▸ **Objective**: Count how many lines contain the word "JSON". Respond with the number alone.

▸ **Supplied records**:
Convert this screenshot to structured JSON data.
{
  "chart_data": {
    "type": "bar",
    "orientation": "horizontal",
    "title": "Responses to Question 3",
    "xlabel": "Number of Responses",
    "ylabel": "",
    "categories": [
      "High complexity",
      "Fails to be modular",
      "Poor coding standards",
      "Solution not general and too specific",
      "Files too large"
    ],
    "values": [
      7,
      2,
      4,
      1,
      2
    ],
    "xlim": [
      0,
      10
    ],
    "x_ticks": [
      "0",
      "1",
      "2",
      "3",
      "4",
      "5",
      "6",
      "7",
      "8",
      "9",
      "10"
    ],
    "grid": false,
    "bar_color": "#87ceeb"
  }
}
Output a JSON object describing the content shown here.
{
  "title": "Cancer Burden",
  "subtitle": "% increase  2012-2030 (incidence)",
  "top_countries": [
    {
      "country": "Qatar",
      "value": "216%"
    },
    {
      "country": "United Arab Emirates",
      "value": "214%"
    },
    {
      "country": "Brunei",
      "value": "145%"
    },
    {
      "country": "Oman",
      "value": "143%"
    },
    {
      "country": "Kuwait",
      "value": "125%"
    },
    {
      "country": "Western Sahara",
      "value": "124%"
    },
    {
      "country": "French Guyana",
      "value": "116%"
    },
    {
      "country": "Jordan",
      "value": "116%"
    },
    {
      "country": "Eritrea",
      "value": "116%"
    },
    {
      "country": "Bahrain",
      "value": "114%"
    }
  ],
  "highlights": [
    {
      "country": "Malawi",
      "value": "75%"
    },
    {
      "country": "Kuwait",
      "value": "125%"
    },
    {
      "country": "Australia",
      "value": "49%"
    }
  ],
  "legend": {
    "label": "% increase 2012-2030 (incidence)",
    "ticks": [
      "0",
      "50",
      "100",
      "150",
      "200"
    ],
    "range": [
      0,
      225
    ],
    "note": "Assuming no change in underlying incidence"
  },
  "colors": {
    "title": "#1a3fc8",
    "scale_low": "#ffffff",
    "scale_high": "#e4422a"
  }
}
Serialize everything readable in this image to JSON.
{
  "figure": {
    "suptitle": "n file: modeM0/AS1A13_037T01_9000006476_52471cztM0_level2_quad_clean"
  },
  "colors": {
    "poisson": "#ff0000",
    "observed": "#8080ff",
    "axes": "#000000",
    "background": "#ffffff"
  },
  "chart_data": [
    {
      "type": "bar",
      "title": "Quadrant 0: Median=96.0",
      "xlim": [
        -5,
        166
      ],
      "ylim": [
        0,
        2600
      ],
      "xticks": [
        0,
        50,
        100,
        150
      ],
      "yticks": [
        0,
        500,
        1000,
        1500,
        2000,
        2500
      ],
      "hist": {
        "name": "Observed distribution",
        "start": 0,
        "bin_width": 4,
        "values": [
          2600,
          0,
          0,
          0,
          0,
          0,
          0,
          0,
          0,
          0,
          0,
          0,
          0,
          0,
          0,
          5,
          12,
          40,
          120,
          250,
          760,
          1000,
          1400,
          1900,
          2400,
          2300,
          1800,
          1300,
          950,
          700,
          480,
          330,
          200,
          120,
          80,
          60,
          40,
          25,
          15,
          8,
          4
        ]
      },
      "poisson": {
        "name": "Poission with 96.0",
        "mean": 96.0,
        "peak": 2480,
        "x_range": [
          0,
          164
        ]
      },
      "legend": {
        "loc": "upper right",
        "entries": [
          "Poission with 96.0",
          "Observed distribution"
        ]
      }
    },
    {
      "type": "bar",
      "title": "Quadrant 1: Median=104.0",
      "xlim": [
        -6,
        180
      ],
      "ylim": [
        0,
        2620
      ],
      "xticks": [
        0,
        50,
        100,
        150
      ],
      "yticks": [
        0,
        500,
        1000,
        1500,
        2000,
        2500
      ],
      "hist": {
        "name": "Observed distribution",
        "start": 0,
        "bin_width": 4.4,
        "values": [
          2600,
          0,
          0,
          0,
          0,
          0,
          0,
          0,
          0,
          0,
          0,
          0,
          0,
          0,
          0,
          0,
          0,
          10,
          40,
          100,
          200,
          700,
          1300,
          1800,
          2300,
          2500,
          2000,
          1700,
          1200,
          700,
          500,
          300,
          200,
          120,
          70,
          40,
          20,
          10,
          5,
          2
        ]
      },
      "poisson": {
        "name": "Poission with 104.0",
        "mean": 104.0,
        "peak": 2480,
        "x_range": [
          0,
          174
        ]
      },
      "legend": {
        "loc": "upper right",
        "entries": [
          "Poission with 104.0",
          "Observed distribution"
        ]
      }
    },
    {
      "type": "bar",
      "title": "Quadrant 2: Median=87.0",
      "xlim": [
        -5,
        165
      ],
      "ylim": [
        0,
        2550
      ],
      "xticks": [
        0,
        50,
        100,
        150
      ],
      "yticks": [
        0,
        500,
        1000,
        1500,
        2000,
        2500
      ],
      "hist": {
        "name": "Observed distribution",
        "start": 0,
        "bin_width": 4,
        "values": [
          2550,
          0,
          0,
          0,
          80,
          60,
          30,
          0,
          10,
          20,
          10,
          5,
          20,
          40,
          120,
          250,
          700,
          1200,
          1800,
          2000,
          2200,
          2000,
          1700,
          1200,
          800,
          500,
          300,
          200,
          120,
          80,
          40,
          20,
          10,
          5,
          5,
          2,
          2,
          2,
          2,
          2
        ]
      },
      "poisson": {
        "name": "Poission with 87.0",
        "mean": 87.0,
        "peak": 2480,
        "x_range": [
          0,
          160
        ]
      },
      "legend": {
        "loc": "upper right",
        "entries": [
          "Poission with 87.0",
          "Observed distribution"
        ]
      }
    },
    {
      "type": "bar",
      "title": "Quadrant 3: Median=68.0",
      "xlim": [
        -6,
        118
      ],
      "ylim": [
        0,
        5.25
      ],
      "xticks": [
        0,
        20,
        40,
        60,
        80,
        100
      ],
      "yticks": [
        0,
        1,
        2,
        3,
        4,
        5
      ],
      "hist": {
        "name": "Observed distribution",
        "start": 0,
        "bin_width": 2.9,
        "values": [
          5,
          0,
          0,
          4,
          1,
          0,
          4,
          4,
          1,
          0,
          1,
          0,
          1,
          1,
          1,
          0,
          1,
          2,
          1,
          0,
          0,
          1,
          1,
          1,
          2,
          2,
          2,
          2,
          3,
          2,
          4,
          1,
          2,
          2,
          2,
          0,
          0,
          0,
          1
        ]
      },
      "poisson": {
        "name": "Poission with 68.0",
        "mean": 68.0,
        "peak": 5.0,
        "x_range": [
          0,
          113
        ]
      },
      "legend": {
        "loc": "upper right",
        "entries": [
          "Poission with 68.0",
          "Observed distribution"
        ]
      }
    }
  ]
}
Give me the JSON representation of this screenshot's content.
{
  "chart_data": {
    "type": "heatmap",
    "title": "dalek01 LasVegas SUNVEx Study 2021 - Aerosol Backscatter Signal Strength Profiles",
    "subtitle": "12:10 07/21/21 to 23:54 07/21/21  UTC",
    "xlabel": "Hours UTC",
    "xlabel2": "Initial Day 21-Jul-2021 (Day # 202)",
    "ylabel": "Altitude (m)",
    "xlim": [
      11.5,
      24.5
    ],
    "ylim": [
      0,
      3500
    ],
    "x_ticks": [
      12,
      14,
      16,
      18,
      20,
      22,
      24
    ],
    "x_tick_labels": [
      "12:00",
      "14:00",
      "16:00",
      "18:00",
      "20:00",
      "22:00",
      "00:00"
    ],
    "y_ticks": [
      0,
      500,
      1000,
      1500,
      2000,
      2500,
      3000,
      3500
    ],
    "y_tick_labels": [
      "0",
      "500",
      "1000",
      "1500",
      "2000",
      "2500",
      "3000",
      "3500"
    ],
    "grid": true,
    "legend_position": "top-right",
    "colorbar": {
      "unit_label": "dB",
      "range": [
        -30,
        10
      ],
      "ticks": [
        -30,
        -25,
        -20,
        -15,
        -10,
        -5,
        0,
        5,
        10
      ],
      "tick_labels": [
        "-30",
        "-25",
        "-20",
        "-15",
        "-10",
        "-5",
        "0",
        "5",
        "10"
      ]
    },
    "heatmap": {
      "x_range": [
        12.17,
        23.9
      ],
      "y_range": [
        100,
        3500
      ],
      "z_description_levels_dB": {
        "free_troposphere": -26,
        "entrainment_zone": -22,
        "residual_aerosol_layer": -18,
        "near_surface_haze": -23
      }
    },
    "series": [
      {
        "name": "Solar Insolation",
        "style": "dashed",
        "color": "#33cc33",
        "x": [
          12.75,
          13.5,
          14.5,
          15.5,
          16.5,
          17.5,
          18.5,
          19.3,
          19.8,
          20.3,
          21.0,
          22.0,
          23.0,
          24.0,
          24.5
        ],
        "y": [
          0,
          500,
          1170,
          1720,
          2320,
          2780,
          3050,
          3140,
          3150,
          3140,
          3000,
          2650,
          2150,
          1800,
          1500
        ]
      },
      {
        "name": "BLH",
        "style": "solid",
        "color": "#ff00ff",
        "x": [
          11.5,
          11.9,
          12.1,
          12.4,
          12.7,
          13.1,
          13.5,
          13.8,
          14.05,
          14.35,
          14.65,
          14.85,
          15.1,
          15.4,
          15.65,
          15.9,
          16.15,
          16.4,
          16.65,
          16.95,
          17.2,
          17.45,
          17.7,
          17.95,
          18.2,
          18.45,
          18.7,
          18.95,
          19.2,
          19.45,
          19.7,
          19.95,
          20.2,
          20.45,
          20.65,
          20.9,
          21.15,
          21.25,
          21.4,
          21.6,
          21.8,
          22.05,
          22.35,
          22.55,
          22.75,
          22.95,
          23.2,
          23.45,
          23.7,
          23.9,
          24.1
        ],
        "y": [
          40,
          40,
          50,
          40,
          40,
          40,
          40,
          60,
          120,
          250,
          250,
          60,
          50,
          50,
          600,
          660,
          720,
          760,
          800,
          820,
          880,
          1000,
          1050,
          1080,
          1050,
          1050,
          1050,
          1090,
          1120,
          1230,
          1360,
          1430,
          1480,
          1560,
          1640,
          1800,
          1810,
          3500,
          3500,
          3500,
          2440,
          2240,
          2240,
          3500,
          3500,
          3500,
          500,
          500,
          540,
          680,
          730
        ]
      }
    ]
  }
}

▸ **Exercise result**: 4